Reproduce all entries precisely as they are written.
═════ Provided data
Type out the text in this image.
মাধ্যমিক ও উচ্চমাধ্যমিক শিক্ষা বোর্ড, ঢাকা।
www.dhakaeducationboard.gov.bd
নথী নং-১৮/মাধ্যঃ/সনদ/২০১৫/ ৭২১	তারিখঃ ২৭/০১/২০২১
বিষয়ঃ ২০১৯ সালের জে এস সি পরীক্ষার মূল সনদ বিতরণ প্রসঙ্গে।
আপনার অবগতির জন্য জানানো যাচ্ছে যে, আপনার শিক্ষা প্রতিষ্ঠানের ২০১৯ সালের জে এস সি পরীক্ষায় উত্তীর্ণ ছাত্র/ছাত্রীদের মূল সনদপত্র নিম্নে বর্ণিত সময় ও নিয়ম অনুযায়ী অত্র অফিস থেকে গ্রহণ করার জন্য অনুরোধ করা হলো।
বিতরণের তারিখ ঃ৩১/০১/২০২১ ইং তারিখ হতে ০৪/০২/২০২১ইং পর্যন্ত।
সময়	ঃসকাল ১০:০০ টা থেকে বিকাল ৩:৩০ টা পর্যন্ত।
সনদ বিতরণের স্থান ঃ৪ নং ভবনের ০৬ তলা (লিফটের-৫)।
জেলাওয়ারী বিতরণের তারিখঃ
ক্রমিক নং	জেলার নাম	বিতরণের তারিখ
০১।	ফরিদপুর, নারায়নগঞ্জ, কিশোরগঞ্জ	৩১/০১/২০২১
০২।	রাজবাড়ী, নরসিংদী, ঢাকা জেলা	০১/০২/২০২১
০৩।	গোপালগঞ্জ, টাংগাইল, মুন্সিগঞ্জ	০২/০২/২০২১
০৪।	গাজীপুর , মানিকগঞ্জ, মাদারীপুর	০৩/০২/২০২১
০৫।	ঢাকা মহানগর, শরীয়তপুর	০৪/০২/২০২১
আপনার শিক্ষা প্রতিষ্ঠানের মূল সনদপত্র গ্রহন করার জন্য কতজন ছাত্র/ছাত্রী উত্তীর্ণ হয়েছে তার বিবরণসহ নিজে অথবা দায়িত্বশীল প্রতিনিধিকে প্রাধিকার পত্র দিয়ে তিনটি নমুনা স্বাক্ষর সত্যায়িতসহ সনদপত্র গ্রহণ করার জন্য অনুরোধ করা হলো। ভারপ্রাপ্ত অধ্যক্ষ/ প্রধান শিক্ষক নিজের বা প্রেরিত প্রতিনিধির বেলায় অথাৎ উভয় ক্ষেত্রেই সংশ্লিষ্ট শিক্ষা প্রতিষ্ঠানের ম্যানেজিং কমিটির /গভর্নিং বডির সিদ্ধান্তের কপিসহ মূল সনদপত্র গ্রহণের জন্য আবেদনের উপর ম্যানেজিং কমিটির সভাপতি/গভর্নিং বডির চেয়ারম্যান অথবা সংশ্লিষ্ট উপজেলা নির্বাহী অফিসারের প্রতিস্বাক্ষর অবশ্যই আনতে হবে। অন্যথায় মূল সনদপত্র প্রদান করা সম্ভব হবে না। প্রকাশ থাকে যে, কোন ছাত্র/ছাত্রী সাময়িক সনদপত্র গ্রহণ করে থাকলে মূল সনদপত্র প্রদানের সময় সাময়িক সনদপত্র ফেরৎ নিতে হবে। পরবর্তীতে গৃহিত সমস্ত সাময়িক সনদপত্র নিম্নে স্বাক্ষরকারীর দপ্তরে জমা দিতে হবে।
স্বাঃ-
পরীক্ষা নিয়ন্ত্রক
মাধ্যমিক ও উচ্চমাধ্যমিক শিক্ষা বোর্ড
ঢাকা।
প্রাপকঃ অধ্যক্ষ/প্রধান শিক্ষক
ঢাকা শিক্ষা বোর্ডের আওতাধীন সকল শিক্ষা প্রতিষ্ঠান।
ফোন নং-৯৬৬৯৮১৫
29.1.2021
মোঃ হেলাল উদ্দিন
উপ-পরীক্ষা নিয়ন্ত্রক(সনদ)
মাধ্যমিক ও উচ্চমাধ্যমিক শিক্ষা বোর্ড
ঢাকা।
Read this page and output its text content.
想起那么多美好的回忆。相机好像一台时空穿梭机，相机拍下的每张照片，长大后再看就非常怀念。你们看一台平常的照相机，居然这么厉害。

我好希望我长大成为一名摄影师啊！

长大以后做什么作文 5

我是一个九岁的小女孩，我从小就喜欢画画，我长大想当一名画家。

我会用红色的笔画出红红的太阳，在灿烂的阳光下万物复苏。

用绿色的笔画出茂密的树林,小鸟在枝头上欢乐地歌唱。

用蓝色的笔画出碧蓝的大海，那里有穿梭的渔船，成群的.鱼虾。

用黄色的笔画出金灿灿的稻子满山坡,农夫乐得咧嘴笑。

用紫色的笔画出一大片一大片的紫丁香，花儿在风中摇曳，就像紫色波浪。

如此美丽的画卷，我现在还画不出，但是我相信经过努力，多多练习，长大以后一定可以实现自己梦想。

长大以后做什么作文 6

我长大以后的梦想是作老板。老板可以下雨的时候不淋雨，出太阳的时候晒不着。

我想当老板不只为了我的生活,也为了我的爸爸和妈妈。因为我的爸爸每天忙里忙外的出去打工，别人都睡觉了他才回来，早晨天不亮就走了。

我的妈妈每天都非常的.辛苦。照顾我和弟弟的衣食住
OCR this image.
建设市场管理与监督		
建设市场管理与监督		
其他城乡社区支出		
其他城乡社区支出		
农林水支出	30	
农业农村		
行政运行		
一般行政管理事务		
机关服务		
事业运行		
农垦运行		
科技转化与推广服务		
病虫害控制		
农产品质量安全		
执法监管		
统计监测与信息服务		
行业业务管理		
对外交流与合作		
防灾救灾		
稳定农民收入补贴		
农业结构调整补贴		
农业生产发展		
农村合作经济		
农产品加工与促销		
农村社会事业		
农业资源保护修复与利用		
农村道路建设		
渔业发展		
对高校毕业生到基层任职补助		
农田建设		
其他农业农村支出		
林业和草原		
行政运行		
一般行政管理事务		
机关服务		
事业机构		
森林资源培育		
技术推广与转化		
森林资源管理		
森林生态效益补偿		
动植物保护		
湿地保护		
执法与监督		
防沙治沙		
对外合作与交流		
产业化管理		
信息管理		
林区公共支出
══════════
» Problem solution
Type out the text in this image.
মাধ্যমিক ও উচ্চমাধ্যমিক শিক্ষা বোর্ড, ঢাকা।
www.dhakaeducationboard.gov.bd
নথী নং-১৮/মাধ্যঃ/সনদ/২০১৫/ ৭২১	তারিখঃ ২৭/০১/২০২১
বিষয়ঃ ২০১৯ সালের জে এস সি পরীক্ষার মূল সনদ বিতরণ প্রসঙ্গে।
আপনার অবগতির জন্য জানানো যাচ্ছে যে, আপনার শিক্ষা প্রতিষ্ঠানের ২০১৯ সালের জে এস সি পরীক্ষায় উত্তীর্ণ ছাত্র/ছাত্রীদের মূল সনদপত্র নিম্নে বর্ণিত সময় ও নিয়ম অনুযায়ী অত্র অফিস থেকে গ্রহণ করার জন্য অনুরোধ করা হলো।
বিতরণের তারিখ ঃ৩১/০১/২০২১ ইং তারিখ হতে ০৪/০২/২০২১ইং পর্যন্ত।
সময়	ঃসকাল ১০:০০ টা থেকে বিকাল ৩:৩০ টা পর্যন্ত।
সনদ বিতরণের স্থান ঃ৪ নং ভবনের ০৬ তলা (লিফটের-৫)।
জেলাওয়ারী বিতরণের তারিখঃ
ক্রমিক নং	জেলার নাম	বিতরণের তারিখ
০১।	ফরিদপুর, নারায়নগঞ্জ, কিশোরগঞ্জ	৩১/০১/২০২১
০২।	রাজবাড়ী, নরসিংদী, ঢাকা জেলা	০১/০২/২০২১
০৩।	গোপালগঞ্জ, টাংগাইল, মুন্সিগঞ্জ	০২/০২/২০২১
০৪।	গাজীপুর , মানিকগঞ্জ, মাদারীপুর	০৩/০২/২০২১
০৫।	ঢাকা মহানগর, শরীয়তপুর	০৪/০২/২০২১
আপনার শিক্ষা প্রতিষ্ঠানের মূল সনদপত্র গ্রহন করার জন্য কতজন ছাত্র/ছাত্রী উত্তীর্ণ হয়েছে তার বিবরণসহ নিজে অথবা দায়িত্বশীল প্রতিনিধিকে প্রাধিকার পত্র দিয়ে তিনটি নমুনা স্বাক্ষর সত্যায়িতসহ সনদপত্র গ্রহণ করার জন্য অনুরোধ করা হলো। ভারপ্রাপ্ত অধ্যক্ষ/ প্রধান শিক্ষক নিজের বা প্রেরিত প্রতিনিধির বেলায় অথাৎ উভয় ক্ষেত্রেই সংশ্লিষ্ট শিক্ষা প্রতিষ্ঠানের ম্যানেজিং কমিটির /গভর্নিং বডির সিদ্ধান্তের কপিসহ মূল সনদপত্র গ্রহণের জন্য আবেদনের উপর ম্যানেজিং কমিটির সভাপতি/গভর্নিং বডির চেয়ারম্যান অথবা সংশ্লিষ্ট উপজেলা নির্বাহী অফিসারের প্রতিস্বাক্ষর অবশ্যই আনতে হবে। অন্যথায় মূল সনদপত্র প্রদান করা সম্ভব হবে না। প্রকাশ থাকে যে, কোন ছাত্র/ছাত্রী সাময়িক সনদপত্র গ্রহণ করে থাকলে মূল সনদপত্র প্রদানের সময় সাময়িক সনদপত্র ফেরৎ নিতে হবে। পরবর্তীতে গৃহিত সমস্ত সাময়িক সনদপত্র নিম্নে স্বাক্ষরকারীর দপ্তরে জমা দিতে হবে।
স্বাঃ-
পরীক্ষা নিয়ন্ত্রক
মাধ্যমিক ও উচ্চমাধ্যমিক শিক্ষা বোর্ড
ঢাকা।
প্রাপকঃ অধ্যক্ষ/প্রধান শিক্ষক
ঢাকা শিক্ষা বোর্ডের আওতাধীন সকল শিক্ষা প্রতিষ্ঠান।
ফোন নং-৯৬৬৯৮১৫
29.1.2021
মোঃ হেলাল উদ্দিন
উপ-পরীক্ষা নিয়ন্ত্রক(সনদ)
মাধ্যমিক ও উচ্চমাধ্যমিক শিক্ষা বোর্ড
ঢাকা।
Read this page and output its text content.
想起那么多美好的回忆。相机好像一台时空穿梭机，相机拍下的每张照片，长大后再看就非常怀念。你们看一台平常的照相机，居然这么厉害。

我好希望我长大成为一名摄影师啊！

长大以后做什么作文 5

我是一个九岁的小女孩，我从小就喜欢画画，我长大想当一名画家。

我会用红色的笔画出红红的太阳，在灿烂的阳光下万物复苏。

用绿色的笔画出茂密的树林,小鸟在枝头上欢乐地歌唱。

用蓝色的笔画出碧蓝的大海，那里有穿梭的渔船，成群的.鱼虾。

用黄色的笔画出金灿灿的稻子满山坡,农夫乐得咧嘴笑。

用紫色的笔画出一大片一大片的紫丁香，花儿在风中摇曳，就像紫色波浪。

如此美丽的画卷，我现在还画不出，但是我相信经过努力，多多练习，长大以后一定可以实现自己梦想。

长大以后做什么作文 6

我长大以后的梦想是作老板。老板可以下雨的时候不淋雨，出太阳的时候晒不着。

我想当老板不只为了我的生活,也为了我的爸爸和妈妈。因为我的爸爸每天忙里忙外的出去打工，别人都睡觉了他才回来，早晨天不亮就走了。

我的妈妈每天都非常的.辛苦。照顾我和弟弟的衣食住
OCR this image.
建设市场管理与监督		
建设市场管理与监督		
其他城乡社区支出		
其他城乡社区支出		
农林水支出	30	
农业农村		
行政运行		
一般行政管理事务		
机关服务		
事业运行		
农垦运行		
科技转化与推广服务		
病虫害控制		
农产品质量安全		
执法监管		
统计监测与信息服务		
行业业务管理		
对外交流与合作		
防灾救灾		
稳定农民收入补贴		
农业结构调整补贴		
农业生产发展		
农村合作经济		
农产品加工与促销		
农村社会事业		
农业资源保护修复与利用		
农村道路建设		
渔业发展		
对高校毕业生到基层任职补助		
农田建设		
其他农业农村支出		
林业和草原		
行政运行		
一般行政管理事务		
机关服务		
事业机构		
森林资源培育		
技术推广与转化		
森林资源管理		
森林生态效益补偿		
动植物保护		
湿地保护		
执法与监督		
防沙治沙		
对外合作与交流		
产业化管理		
信息管理		
林区公共支出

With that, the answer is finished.